__DIRECTIONS__
Extract the data exactly, missing nothing.

__INPUT DATA__

==========

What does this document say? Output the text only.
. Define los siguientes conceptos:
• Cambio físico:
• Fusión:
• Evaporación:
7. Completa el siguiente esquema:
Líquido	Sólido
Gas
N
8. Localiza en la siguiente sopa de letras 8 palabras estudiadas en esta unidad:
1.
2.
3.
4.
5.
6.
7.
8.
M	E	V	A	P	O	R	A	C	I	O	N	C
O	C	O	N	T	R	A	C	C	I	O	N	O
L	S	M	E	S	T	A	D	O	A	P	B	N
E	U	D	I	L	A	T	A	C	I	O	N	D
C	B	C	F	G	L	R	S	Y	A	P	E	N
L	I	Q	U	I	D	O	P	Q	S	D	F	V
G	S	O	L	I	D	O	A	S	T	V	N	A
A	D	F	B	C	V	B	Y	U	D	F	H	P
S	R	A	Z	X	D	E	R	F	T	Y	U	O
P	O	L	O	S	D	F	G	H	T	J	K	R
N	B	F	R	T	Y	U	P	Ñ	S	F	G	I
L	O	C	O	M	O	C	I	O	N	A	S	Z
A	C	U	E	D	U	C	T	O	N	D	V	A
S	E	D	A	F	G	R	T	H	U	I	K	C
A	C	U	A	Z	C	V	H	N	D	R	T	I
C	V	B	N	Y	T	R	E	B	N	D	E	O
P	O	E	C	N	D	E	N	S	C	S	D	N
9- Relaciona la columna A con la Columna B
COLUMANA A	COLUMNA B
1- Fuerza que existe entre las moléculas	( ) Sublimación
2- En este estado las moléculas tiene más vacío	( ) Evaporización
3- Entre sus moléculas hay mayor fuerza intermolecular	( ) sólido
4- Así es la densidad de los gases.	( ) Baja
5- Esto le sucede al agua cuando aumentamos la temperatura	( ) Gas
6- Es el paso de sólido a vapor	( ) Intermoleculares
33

==========

__RIGHT ANSWER__
What does this document say? Output the text only.
. Define los siguientes conceptos:
• Cambio físico:
• Fusión:
• Evaporación:
7. Completa el siguiente esquema:
Líquido	Sólido
Gas
N
8. Localiza en la siguiente sopa de letras 8 palabras estudiadas en esta unidad:
1.
2.
3.
4.
5.
6.
7.
8.
M	E	V	A	P	O	R	A	C	I	O	N	C
O	C	O	N	T	R	A	C	C	I	O	N	O
L	S	M	E	S	T	A	D	O	A	P	B	N
E	U	D	I	L	A	T	A	C	I	O	N	D
C	B	C	F	G	L	R	S	Y	A	P	E	N
L	I	Q	U	I	D	O	P	Q	S	D	F	V
G	S	O	L	I	D	O	A	S	T	V	N	A
A	D	F	B	C	V	B	Y	U	D	F	H	P
S	R	A	Z	X	D	E	R	F	T	Y	U	O
P	O	L	O	S	D	F	G	H	T	J	K	R
N	B	F	R	T	Y	U	P	Ñ	S	F	G	I
L	O	C	O	M	O	C	I	O	N	A	S	Z
A	C	U	E	D	U	C	T	O	N	D	V	A
S	E	D	A	F	G	R	T	H	U	I	K	C
A	C	U	A	Z	C	V	H	N	D	R	T	I
C	V	B	N	Y	T	R	E	B	N	D	E	O
P	O	E	C	N	D	E	N	S	C	S	D	N
9- Relaciona la columna A con la Columna B
COLUMANA A	COLUMNA B
1- Fuerza que existe entre las moléculas	( ) Sublimación
2- En este estado las moléculas tiene más vacío	( ) Evaporización
3- Entre sus moléculas hay mayor fuerza intermolecular	( ) sólido
4- Así es la densidad de los gases.	( ) Baja
5- Esto le sucede al agua cuando aumentamos la temperatura	( ) Gas
6- Es el paso de sólido a vapor	( ) Intermoleculares
33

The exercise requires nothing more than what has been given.